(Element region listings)
----------------------------------------
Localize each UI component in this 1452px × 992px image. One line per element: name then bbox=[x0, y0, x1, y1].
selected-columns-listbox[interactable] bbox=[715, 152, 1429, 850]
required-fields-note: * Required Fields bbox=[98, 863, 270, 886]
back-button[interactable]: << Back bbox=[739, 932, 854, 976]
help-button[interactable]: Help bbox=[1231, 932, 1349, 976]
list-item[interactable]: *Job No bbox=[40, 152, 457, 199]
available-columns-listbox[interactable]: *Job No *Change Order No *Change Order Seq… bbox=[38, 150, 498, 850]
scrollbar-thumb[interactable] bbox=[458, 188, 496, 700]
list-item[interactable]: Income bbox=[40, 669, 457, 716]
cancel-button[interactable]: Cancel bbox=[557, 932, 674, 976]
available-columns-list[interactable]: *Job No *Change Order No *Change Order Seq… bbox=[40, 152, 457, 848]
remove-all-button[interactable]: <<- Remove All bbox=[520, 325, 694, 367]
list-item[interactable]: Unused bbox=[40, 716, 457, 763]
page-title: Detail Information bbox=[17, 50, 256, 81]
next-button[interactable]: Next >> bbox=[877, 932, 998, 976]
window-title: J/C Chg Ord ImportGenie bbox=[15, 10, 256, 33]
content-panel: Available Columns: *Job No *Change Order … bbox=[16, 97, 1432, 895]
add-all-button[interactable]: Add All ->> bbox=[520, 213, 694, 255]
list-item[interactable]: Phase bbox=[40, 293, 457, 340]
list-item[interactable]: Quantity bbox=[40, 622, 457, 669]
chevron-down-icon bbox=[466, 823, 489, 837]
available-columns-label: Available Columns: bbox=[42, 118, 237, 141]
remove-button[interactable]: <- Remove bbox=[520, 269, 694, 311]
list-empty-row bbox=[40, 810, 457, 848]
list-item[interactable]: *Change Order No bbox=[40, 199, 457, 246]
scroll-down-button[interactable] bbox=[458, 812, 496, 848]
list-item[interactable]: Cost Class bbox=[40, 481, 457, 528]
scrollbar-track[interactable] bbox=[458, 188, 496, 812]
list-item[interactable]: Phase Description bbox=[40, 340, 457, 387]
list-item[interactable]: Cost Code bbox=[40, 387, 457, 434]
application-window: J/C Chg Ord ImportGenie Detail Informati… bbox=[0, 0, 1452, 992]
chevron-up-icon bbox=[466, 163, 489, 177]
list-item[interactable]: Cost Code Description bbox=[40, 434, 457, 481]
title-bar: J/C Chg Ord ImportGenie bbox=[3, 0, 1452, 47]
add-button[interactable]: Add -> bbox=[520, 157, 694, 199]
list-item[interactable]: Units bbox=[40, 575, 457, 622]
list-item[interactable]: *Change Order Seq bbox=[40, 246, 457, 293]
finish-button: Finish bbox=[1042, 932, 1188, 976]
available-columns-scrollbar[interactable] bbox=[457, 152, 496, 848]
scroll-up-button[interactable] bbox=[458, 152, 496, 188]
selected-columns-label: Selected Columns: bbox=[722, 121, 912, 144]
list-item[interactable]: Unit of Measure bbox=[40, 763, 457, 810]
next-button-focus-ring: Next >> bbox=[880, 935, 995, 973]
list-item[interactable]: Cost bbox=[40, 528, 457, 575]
----------------------------------------
| DESCRIPTION OF THE TASK |
Please recast every line in the rows above as a Markdown table with two columns, No. and Line, giving each line a row number and leaving out blank lines.

| THE RESPONSE |
| No. | Line |
|---|---|
| 1 | Localize each UI component in this 1452px × 992px image. One line per element: name then bbox=[x0, y0, x1, y1]. |
| 2 | selected-columns-listbox[interactable] bbox=[715, 152, 1429, 850] |
| 3 | required-fields-note: * Required Fields bbox=[98, 863, 270, 886] |
| 4 | back-button[interactable]: << Back bbox=[739, 932, 854, 976] |
| 5 | help-button[interactable]: Help bbox=[1231, 932, 1349, 976] |
| 6 | list-item[interactable]: *Job No bbox=[40, 152, 457, 199] |
| 7 | available-columns-listbox[interactable]: *Job No *Change Order No *Change Order Seq… bbox=[38, 150, 498, 850] |
| 8 | scrollbar-thumb[interactable] bbox=[458, 188, 496, 700] |
| 9 | list-item[interactable]: Income bbox=[40, 669, 457, 716] |
| 10 | cancel-button[interactable]: Cancel bbox=[557, 932, 674, 976] |
| 11 | available-columns-list[interactable]: *Job No *Change Order No *Change Order Seq… bbox=[40, 152, 457, 848] |
| 12 | remove-all-button[interactable]: <<- Remove All bbox=[520, 325, 694, 367] |
| 13 | list-item[interactable]: Unused bbox=[40, 716, 457, 763] |
| 14 | page-title: Detail Information bbox=[17, 50, 256, 81] |
| 15 | next-button[interactable]: Next >> bbox=[877, 932, 998, 976] |
| 16 | window-title: J/C Chg Ord ImportGenie bbox=[15, 10, 256, 33] |
| 17 | content-panel: Available Columns: *Job No *Change Order … bbox=[16, 97, 1432, 895] |
| 18 | add-all-button[interactable]: Add All ->> bbox=[520, 213, 694, 255] |
| 19 | list-item[interactable]: Phase bbox=[40, 293, 457, 340] |
| 20 | list-item[interactable]: Quantity bbox=[40, 622, 457, 669] |
| 21 | chevron-down-icon bbox=[466, 823, 489, 837] |
| 22 | available-columns-label: Available Columns: bbox=[42, 118, 237, 141] |
| 23 | remove-button[interactable]: <- Remove bbox=[520, 269, 694, 311] |
| 24 | list-empty-row bbox=[40, 810, 457, 848] |
| 25 | list-item[interactable]: *Change Order No bbox=[40, 199, 457, 246] |
| 26 | scroll-down-button[interactable] bbox=[458, 812, 496, 848] |
| 27 | list-item[interactable]: Cost Class bbox=[40, 481, 457, 528] |
| 28 | scrollbar-track[interactable] bbox=[458, 188, 496, 812] |
| 29 | list-item[interactable]: Phase Description bbox=[40, 340, 457, 387] |
| 30 | list-item[interactable]: Cost Code bbox=[40, 387, 457, 434] |
| 31 | application-window: J/C Chg Ord ImportGenie Detail Informati… bbox=[0, 0, 1452, 992] |
| 32 | chevron-up-icon bbox=[466, 163, 489, 177] |
| 33 | list-item[interactable]: Cost Code Description bbox=[40, 434, 457, 481] |
| 34 | title-bar: J/C Chg Ord ImportGenie bbox=[3, 0, 1452, 47] |
| 35 | add-button[interactable]: Add -> bbox=[520, 157, 694, 199] |
| 36 | list-item[interactable]: Units bbox=[40, 575, 457, 622] |
| 37 | list-item[interactable]: *Change Order Seq bbox=[40, 246, 457, 293] |
| 38 | finish-button: Finish bbox=[1042, 932, 1188, 976] |
| 39 | available-columns-scrollbar[interactable] bbox=[457, 152, 496, 848] |
| 40 | scroll-up-button[interactable] bbox=[458, 152, 496, 188] |
| 41 | selected-columns-label: Selected Columns: bbox=[722, 121, 912, 144] |
| 42 | list-item[interactable]: Unit of Measure bbox=[40, 763, 457, 810] |
| 43 | next-button-focus-ring: Next >> bbox=[880, 935, 995, 973] |
| 44 | list-item[interactable]: Cost bbox=[40, 528, 457, 575] |